> [Stored rows]

◇ ◇ ◇ ◇ ◇

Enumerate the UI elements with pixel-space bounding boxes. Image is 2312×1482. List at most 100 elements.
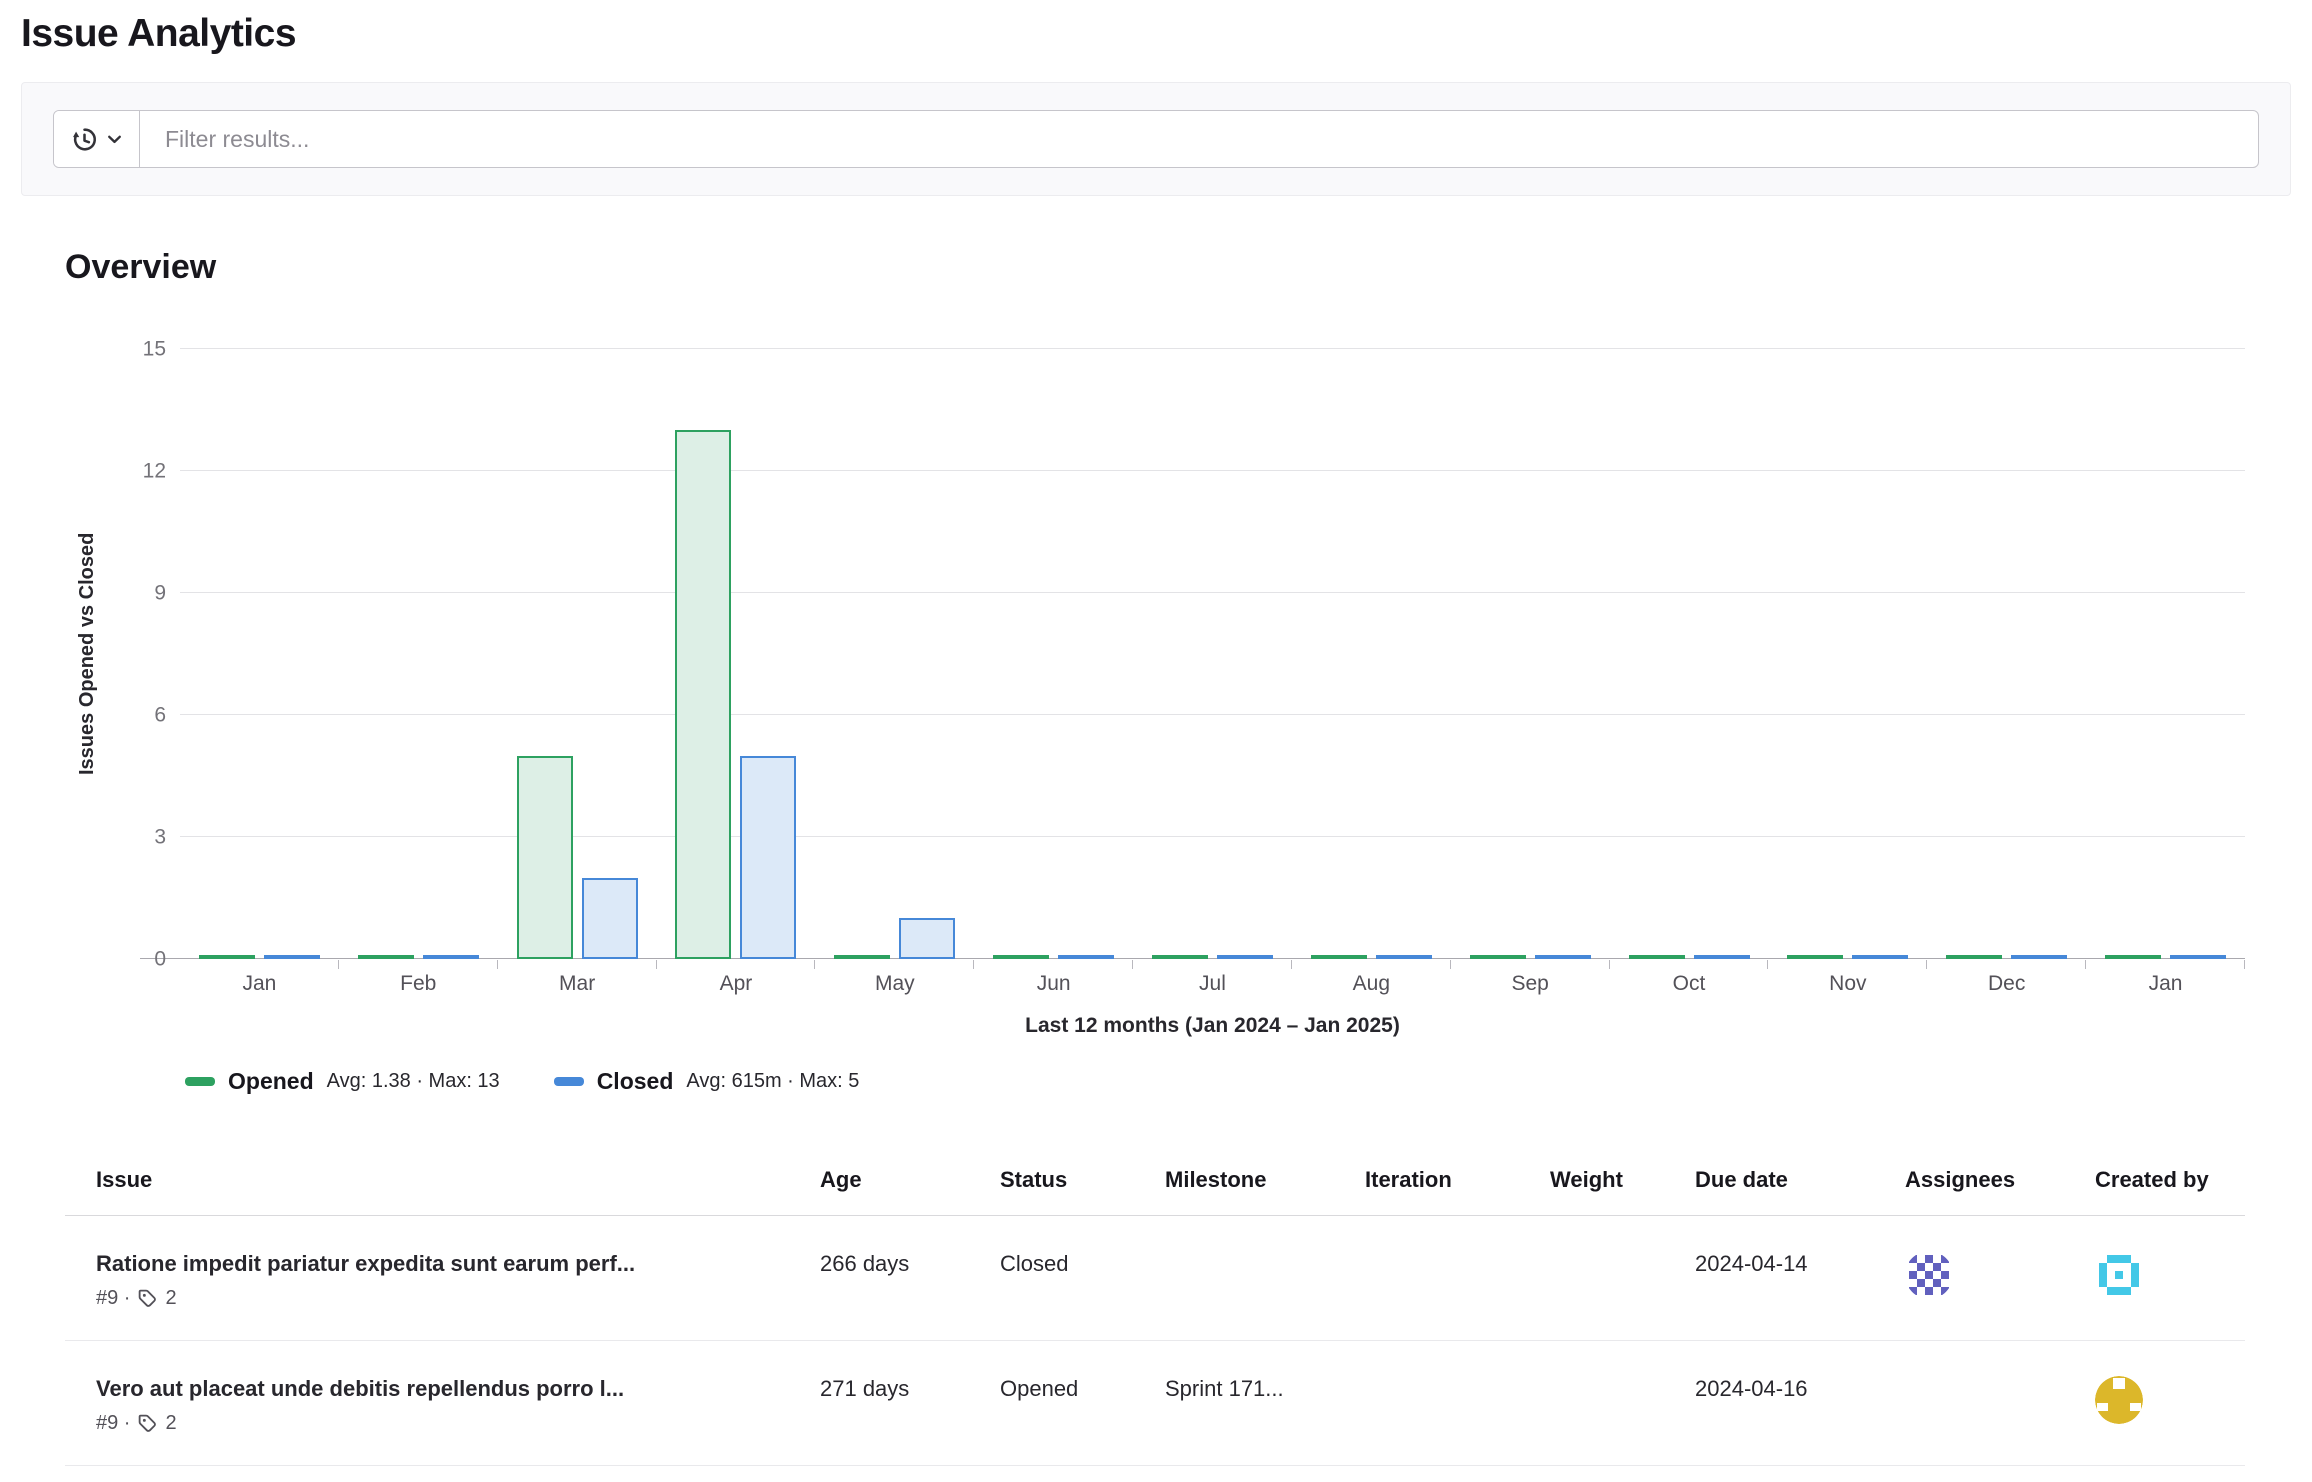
issue-cell: Vero aut placeat unde debitis repellendu…	[65, 1341, 820, 1466]
bar-opened	[834, 955, 890, 959]
legend-item-opened[interactable]: Opened Avg: 1.38 · Max: 13	[185, 1068, 500, 1095]
filtered-search-box	[53, 110, 2259, 168]
bar-opened	[1946, 955, 2002, 959]
col-header-milestone: Milestone	[1165, 1153, 1365, 1216]
bar-opened	[358, 955, 414, 959]
age-cell: 271 days	[820, 1341, 1000, 1466]
x-tick-label: Nov	[1768, 972, 1927, 996]
bar-closed	[1535, 955, 1591, 959]
filter-bar	[21, 82, 2291, 196]
recent-searches-button[interactable]	[54, 111, 140, 167]
table-row: Vero aut placeat unde debitis repellendu…	[65, 1341, 2245, 1466]
issue-ref: #9 ·	[96, 1412, 130, 1435]
x-tick-label: Aug	[1292, 972, 1451, 996]
issue-meta: #9 · 2	[96, 1412, 812, 1435]
x-tick-label: Feb	[339, 972, 498, 996]
bar-opened	[199, 955, 255, 959]
age-cell: 266 days	[820, 1216, 1000, 1341]
status-cell: Opened	[1000, 1341, 1165, 1466]
milestone-cell	[1165, 1216, 1365, 1341]
chart-slot-aug	[1292, 349, 1451, 959]
chart-slot-jan	[2086, 349, 2245, 959]
x-tick-label: May	[815, 972, 974, 996]
bar-closed	[1376, 955, 1432, 959]
bar-closed	[1058, 955, 1114, 959]
bar-closed	[423, 955, 479, 959]
chart-slot-oct	[1610, 349, 1769, 959]
chart-slot-sep	[1451, 349, 1610, 959]
legend-item-closed[interactable]: ClosedAvg: 615m · Max: 5	[554, 1068, 860, 1095]
label-tag-icon	[137, 1288, 158, 1309]
chart-xlabels: JanFebMarAprMayJunJulAugSepOctNovDecJan	[180, 972, 2245, 996]
chart-slot-jul	[1133, 349, 1292, 959]
assignees-cell	[1905, 1341, 2095, 1466]
x-tick-label: Jan	[2086, 972, 2245, 996]
bar-opened	[2105, 955, 2161, 959]
legend-series-name: Closed	[597, 1068, 674, 1095]
created-by-cell	[2095, 1341, 2245, 1466]
legend-series-stats: Avg: 1.38 · Max: 13	[327, 1070, 500, 1093]
legend-swatch	[185, 1077, 215, 1086]
chart-slot-jan	[180, 349, 339, 959]
x-tick-label: Dec	[1927, 972, 2086, 996]
col-header-created-by: Created by	[2095, 1153, 2245, 1216]
table-header-row: Issue Age Status Milestone Iteration Wei…	[65, 1153, 2245, 1216]
chart-slot-dec	[1927, 349, 2086, 959]
bar-opened	[675, 430, 731, 959]
created-by-cell	[2095, 1216, 2245, 1341]
y-tick-label: 9	[154, 583, 166, 604]
bar-opened	[1629, 955, 1685, 959]
legend-swatch	[554, 1077, 584, 1086]
legend-series-name: Opened	[228, 1068, 314, 1095]
iteration-cell	[1365, 1341, 1550, 1466]
due-date-cell: 2024-04-16	[1695, 1341, 1905, 1466]
col-header-iteration: Iteration	[1365, 1153, 1550, 1216]
page-title: Issue Analytics	[21, 12, 2312, 56]
chart-x-axis-title: Last 12 months (Jan 2024 – Jan 2025)	[180, 1014, 2245, 1038]
issue-title-link[interactable]: Ratione impedit pariatur expedita sunt e…	[96, 1251, 812, 1277]
bar-opened	[1787, 955, 1843, 959]
assignees-cell	[1905, 1216, 2095, 1341]
chart-legend: Opened Avg: 1.38 · Max: 13 ClosedAvg: 615m…	[185, 1068, 2245, 1095]
bar-closed	[582, 878, 638, 959]
label-count: 2	[165, 1412, 176, 1435]
creator-avatar[interactable]	[2095, 1376, 2143, 1424]
y-tick-label: 15	[143, 339, 166, 360]
chart-slot-apr	[657, 349, 816, 959]
x-tick-label: Mar	[498, 972, 657, 996]
chevron-down-icon	[107, 132, 122, 147]
bar-closed	[2011, 955, 2067, 959]
y-tick-label: 0	[154, 949, 166, 970]
y-tick-label: 3	[154, 827, 166, 848]
issue-cell: Ratione impedit pariatur expedita sunt e…	[65, 1216, 820, 1341]
weight-cell	[1550, 1216, 1695, 1341]
col-header-weight: Weight	[1550, 1153, 1695, 1216]
chart-bars	[180, 349, 2245, 959]
chart-y-axis-title: Issues Opened vs Closed	[76, 349, 99, 959]
creator-avatar[interactable]	[2095, 1251, 2143, 1299]
due-date-cell: 2024-04-14	[1695, 1216, 1905, 1341]
bar-closed	[899, 918, 955, 959]
x-tick-label: Oct	[1610, 972, 1769, 996]
weight-cell	[1550, 1341, 1695, 1466]
bar-opened	[517, 756, 573, 959]
bar-closed	[1217, 955, 1273, 959]
chart-slot-may	[815, 349, 974, 959]
bar-opened	[1152, 955, 1208, 959]
label-tag-icon	[137, 1413, 158, 1434]
assignee-avatar[interactable]	[1905, 1251, 1953, 1299]
col-header-assignees: Assignees	[1905, 1153, 2095, 1216]
col-header-issue: Issue	[65, 1153, 820, 1216]
issue-title-link[interactable]: Vero aut placeat unde debitis repellendu…	[96, 1376, 812, 1402]
bar-closed	[264, 955, 320, 959]
status-cell: Closed	[1000, 1216, 1165, 1341]
x-tick-label: Apr	[657, 972, 816, 996]
col-header-status: Status	[1000, 1153, 1165, 1216]
chart-slot-jun	[974, 349, 1133, 959]
col-header-age: Age	[820, 1153, 1000, 1216]
filter-input[interactable]	[140, 111, 2258, 167]
chart-plot-area: Issues Opened vs Closed 03691215	[180, 349, 2245, 959]
bar-opened	[993, 955, 1049, 959]
y-tick-label: 12	[143, 461, 166, 482]
chart-slot-feb	[339, 349, 498, 959]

◇ ◇ ◇ ◇ ◇

> [Your goal] Reproduce these records line for line, without the pictures.

> [Result]
Enumerate the UI elements with pixel-space bounding boxes. Image is 2312×1482. List at most 100 elements.
issue-cell: Vero aut placeat unde debitis repellendu…	[65, 1341, 820, 1466]
bar-opened	[834, 955, 890, 959]
legend-item-opened[interactable]: Opened Avg: 1.38 · Max: 13	[185, 1068, 500, 1095]
filtered-search-box	[53, 110, 2259, 168]
bar-opened	[1946, 955, 2002, 959]
col-header-milestone: Milestone	[1165, 1153, 1365, 1216]
bar-opened	[358, 955, 414, 959]
age-cell: 271 days	[820, 1341, 1000, 1466]
x-tick-label: Nov	[1768, 972, 1927, 996]
bar-closed	[1535, 955, 1591, 959]
filter-bar	[21, 82, 2291, 196]
recent-searches-button[interactable]	[54, 111, 140, 167]
table-row: Vero aut placeat unde debitis repellendu…	[65, 1341, 2245, 1466]
issue-ref: #9 ·	[96, 1412, 130, 1435]
x-tick-label: Aug	[1292, 972, 1451, 996]
issue-meta: #9 · 2	[96, 1412, 812, 1435]
x-tick-label: Feb	[339, 972, 498, 996]
bar-opened	[199, 955, 255, 959]
age-cell: 266 days	[820, 1216, 1000, 1341]
status-cell: Opened	[1000, 1341, 1165, 1466]
milestone-cell	[1165, 1216, 1365, 1341]
chart-slot-aug	[1292, 349, 1451, 959]
chart-slot-jan	[2086, 349, 2245, 959]
x-tick-label: May	[815, 972, 974, 996]
bar-closed	[1376, 955, 1432, 959]
bar-closed	[1058, 955, 1114, 959]
bar-closed	[423, 955, 479, 959]
chart-slot-oct	[1610, 349, 1769, 959]
chart-slot-sep	[1451, 349, 1610, 959]
legend-item-closed[interactable]: ClosedAvg: 615m · Max: 5	[554, 1068, 860, 1095]
label-tag-icon	[137, 1288, 158, 1309]
chart-xlabels: JanFebMarAprMayJunJulAugSepOctNovDecJan	[180, 972, 2245, 996]
chart-slot-jul	[1133, 349, 1292, 959]
assignees-cell	[1905, 1341, 2095, 1466]
x-tick-label: Jan	[2086, 972, 2245, 996]
bar-opened	[2105, 955, 2161, 959]
legend-series-name: Closed	[597, 1068, 674, 1095]
created-by-cell	[2095, 1341, 2245, 1466]
legend-series-stats: Avg: 1.38 · Max: 13	[327, 1070, 500, 1093]
legend-swatch	[185, 1077, 215, 1086]
chart-slot-jan	[180, 349, 339, 959]
x-tick-label: Dec	[1927, 972, 2086, 996]
col-header-created-by: Created by	[2095, 1153, 2245, 1216]
table-header-row: Issue Age Status Milestone Iteration Wei…	[65, 1153, 2245, 1216]
chart-slot-dec	[1927, 349, 2086, 959]
bar-opened	[675, 430, 731, 959]
created-by-cell	[2095, 1216, 2245, 1341]
y-tick-label: 9	[154, 583, 166, 604]
bar-opened	[1629, 955, 1685, 959]
legend-swatch	[554, 1077, 584, 1086]
legend-series-name: Opened	[228, 1068, 314, 1095]
iteration-cell	[1365, 1341, 1550, 1466]
due-date-cell: 2024-04-16	[1695, 1341, 1905, 1466]
col-header-iteration: Iteration	[1365, 1153, 1550, 1216]
page-title: Issue Analytics	[21, 12, 2312, 56]
chart-x-axis-title: Last 12 months (Jan 2024 – Jan 2025)	[180, 1014, 2245, 1038]
issue-title-link[interactable]: Ratione impedit pariatur expedita sunt e…	[96, 1251, 812, 1277]
bar-opened	[1787, 955, 1843, 959]
assignees-cell	[1905, 1216, 2095, 1341]
chart-legend: Opened Avg: 1.38 · Max: 13 ClosedAvg: 615m…	[185, 1068, 2245, 1095]
bar-closed	[582, 878, 638, 959]
label-count: 2	[165, 1412, 176, 1435]
creator-avatar[interactable]	[2095, 1376, 2143, 1424]
y-tick-label: 15	[143, 339, 166, 360]
chart-slot-apr	[657, 349, 816, 959]
x-tick-label: Mar	[498, 972, 657, 996]
chevron-down-icon	[107, 132, 122, 147]
bar-closed	[2011, 955, 2067, 959]
y-tick-label: 0	[154, 949, 166, 970]
y-tick-label: 3	[154, 827, 166, 848]
issue-cell: Ratione impedit pariatur expedita sunt e…	[65, 1216, 820, 1341]
weight-cell	[1550, 1216, 1695, 1341]
col-header-weight: Weight	[1550, 1153, 1695, 1216]
chart-bars	[180, 349, 2245, 959]
chart-y-axis-title: Issues Opened vs Closed	[76, 349, 99, 959]
creator-avatar[interactable]	[2095, 1251, 2143, 1299]
due-date-cell: 2024-04-14	[1695, 1216, 1905, 1341]
bar-closed	[899, 918, 955, 959]
x-tick-label: Oct	[1610, 972, 1769, 996]
weight-cell	[1550, 1341, 1695, 1466]
bar-opened	[517, 756, 573, 959]
bar-closed	[1217, 955, 1273, 959]
chart-slot-may	[815, 349, 974, 959]
bar-opened	[1152, 955, 1208, 959]
label-tag-icon	[137, 1413, 158, 1434]
assignee-avatar[interactable]	[1905, 1251, 1953, 1299]
col-header-assignees: Assignees	[1905, 1153, 2095, 1216]
col-header-issue: Issue	[65, 1153, 820, 1216]
issue-title-link[interactable]: Vero aut placeat unde debitis repellendu…	[96, 1376, 812, 1402]
bar-closed	[264, 955, 320, 959]
status-cell: Closed	[1000, 1216, 1165, 1341]
x-tick-label: Apr	[657, 972, 816, 996]
col-header-status: Status	[1000, 1153, 1165, 1216]
chart-slot-jun	[974, 349, 1133, 959]
col-header-age: Age	[820, 1153, 1000, 1216]
filter-input[interactable]	[140, 111, 2258, 167]
chart-plot-area: Issues Opened vs Closed 03691215	[180, 349, 2245, 959]
bar-opened	[993, 955, 1049, 959]
y-tick-label: 12	[143, 461, 166, 482]
chart-slot-feb	[339, 349, 498, 959]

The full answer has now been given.